Exercise objective: Give the count of lines in the data that include "goods", with no other words.
++++++++
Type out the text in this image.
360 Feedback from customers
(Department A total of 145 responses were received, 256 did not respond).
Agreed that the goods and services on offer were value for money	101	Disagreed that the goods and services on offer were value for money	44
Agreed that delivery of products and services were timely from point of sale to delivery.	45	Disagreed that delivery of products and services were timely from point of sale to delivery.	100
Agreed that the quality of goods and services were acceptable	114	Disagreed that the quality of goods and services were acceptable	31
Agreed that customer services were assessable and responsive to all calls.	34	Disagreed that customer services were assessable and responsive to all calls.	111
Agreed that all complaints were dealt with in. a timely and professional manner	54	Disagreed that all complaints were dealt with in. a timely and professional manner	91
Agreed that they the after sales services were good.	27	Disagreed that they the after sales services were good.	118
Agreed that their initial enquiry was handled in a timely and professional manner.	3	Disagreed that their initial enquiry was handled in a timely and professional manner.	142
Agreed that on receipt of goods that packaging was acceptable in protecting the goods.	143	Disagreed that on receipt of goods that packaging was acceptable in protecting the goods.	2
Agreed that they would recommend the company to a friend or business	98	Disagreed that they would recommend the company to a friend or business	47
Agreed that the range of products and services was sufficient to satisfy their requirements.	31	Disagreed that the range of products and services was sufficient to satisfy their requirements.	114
++++++++
Answer: 3